**TASK DIRECTIONS**. Scan the records and identify every line in which the string "screenshot" occurs, then return those lines.

Records contained in a dataset
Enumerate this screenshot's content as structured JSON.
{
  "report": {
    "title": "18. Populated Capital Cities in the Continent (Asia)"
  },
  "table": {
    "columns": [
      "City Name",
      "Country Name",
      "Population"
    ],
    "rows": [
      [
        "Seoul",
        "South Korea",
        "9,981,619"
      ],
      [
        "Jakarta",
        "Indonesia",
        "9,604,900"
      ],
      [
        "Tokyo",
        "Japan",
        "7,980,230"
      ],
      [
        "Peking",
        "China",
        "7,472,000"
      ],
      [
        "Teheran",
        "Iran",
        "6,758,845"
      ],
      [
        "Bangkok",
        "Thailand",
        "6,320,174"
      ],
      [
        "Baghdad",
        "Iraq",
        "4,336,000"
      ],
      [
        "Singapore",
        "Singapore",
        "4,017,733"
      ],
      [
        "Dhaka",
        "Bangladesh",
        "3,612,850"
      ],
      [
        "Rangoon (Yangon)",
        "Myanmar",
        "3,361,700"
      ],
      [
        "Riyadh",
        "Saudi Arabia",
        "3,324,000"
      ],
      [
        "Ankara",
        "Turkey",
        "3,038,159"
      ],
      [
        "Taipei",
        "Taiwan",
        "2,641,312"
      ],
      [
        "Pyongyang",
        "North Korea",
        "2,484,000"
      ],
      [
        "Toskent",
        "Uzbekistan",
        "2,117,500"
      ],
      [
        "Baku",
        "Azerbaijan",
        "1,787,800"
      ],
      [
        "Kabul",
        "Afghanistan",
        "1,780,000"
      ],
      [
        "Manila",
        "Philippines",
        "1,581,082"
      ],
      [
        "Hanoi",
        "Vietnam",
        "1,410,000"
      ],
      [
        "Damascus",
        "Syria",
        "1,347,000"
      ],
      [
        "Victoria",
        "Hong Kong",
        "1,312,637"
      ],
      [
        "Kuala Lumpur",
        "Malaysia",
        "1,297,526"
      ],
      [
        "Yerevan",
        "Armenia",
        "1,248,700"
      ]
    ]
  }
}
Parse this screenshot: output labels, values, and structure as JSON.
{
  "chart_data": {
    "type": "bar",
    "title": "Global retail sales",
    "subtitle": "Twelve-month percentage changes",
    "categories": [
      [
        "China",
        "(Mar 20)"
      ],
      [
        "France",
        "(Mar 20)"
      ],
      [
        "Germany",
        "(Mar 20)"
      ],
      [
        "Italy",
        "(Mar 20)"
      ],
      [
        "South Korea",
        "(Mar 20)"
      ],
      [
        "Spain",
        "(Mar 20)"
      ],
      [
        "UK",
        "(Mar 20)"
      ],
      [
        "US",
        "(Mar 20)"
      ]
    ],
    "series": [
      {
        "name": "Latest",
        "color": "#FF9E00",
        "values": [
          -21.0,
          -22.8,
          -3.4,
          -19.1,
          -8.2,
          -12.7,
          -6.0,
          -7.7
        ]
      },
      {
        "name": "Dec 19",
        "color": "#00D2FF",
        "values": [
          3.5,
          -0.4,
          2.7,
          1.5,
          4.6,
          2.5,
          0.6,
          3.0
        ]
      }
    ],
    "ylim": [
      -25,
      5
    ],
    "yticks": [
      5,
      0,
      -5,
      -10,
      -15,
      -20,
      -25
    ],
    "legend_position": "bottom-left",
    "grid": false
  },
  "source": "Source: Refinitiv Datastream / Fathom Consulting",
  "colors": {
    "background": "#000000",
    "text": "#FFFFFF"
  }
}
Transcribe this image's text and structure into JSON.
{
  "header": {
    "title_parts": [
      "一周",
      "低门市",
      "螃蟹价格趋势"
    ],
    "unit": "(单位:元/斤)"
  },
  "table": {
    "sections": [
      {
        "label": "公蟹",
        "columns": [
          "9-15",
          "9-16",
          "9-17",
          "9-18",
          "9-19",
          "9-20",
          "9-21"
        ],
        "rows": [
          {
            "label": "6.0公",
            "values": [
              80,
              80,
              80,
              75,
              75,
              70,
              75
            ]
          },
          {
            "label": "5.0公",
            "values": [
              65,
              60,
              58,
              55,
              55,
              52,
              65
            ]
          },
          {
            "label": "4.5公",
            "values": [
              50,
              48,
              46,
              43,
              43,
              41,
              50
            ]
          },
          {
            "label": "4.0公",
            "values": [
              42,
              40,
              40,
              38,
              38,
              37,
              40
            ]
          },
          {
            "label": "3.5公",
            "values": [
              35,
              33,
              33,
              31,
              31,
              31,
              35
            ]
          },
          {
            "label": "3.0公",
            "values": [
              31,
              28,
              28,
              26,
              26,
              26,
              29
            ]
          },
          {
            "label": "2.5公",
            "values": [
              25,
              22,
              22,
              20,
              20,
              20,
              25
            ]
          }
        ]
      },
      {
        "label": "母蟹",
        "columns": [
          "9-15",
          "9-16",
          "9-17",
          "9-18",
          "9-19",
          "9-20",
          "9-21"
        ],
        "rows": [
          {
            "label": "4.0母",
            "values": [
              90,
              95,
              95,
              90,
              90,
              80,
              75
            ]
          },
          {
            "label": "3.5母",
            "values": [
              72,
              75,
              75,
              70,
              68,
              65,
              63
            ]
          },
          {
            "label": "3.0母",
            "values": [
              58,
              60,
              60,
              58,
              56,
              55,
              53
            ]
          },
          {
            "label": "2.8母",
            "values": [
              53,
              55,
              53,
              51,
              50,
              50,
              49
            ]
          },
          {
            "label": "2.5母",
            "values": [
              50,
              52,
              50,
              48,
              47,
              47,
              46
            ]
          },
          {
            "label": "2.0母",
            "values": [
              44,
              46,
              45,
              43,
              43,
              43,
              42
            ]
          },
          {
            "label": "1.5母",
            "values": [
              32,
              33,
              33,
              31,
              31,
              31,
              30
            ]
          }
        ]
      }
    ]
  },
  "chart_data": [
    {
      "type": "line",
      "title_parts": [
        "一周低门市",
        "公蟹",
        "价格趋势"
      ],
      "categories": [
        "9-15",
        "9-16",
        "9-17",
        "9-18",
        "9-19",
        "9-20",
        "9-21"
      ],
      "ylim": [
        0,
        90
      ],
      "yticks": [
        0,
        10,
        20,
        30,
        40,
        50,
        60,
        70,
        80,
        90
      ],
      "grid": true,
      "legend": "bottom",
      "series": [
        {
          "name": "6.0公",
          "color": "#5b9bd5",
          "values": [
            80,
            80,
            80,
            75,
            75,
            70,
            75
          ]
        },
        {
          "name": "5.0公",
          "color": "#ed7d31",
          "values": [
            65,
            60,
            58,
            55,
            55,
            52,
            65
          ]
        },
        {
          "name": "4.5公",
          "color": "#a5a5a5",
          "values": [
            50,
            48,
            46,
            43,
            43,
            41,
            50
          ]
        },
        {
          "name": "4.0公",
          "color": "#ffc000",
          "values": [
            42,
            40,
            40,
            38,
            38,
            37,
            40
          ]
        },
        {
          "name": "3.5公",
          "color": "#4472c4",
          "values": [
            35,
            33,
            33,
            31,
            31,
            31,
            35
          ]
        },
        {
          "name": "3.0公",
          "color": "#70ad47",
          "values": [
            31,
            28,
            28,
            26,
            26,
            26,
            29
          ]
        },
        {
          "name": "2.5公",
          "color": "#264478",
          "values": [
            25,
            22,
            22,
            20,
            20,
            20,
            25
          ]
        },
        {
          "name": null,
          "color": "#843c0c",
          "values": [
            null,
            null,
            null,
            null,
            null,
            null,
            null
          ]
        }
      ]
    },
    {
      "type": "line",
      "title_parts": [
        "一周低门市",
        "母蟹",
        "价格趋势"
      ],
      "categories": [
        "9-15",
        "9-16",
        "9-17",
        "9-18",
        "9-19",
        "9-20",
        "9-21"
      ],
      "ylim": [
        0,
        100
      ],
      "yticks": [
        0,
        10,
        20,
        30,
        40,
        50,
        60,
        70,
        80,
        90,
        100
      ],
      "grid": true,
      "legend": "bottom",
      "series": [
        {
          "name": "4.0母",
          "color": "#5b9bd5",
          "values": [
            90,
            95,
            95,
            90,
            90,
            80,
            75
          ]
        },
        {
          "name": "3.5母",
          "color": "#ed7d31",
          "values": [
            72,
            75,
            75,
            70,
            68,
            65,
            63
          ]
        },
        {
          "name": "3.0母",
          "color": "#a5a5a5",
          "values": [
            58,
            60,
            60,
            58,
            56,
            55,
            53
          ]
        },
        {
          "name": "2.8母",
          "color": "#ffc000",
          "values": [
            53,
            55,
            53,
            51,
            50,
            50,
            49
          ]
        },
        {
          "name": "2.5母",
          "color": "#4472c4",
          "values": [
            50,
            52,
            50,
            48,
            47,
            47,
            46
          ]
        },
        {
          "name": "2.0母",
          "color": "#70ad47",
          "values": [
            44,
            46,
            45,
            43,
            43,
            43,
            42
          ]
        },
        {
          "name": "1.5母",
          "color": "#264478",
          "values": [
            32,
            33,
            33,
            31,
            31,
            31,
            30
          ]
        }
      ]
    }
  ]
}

**TASK OUTPUT**.
Enumerate this screenshot's content as structured JSON.
Parse this screenshot: output labels, values, and structure as JSON.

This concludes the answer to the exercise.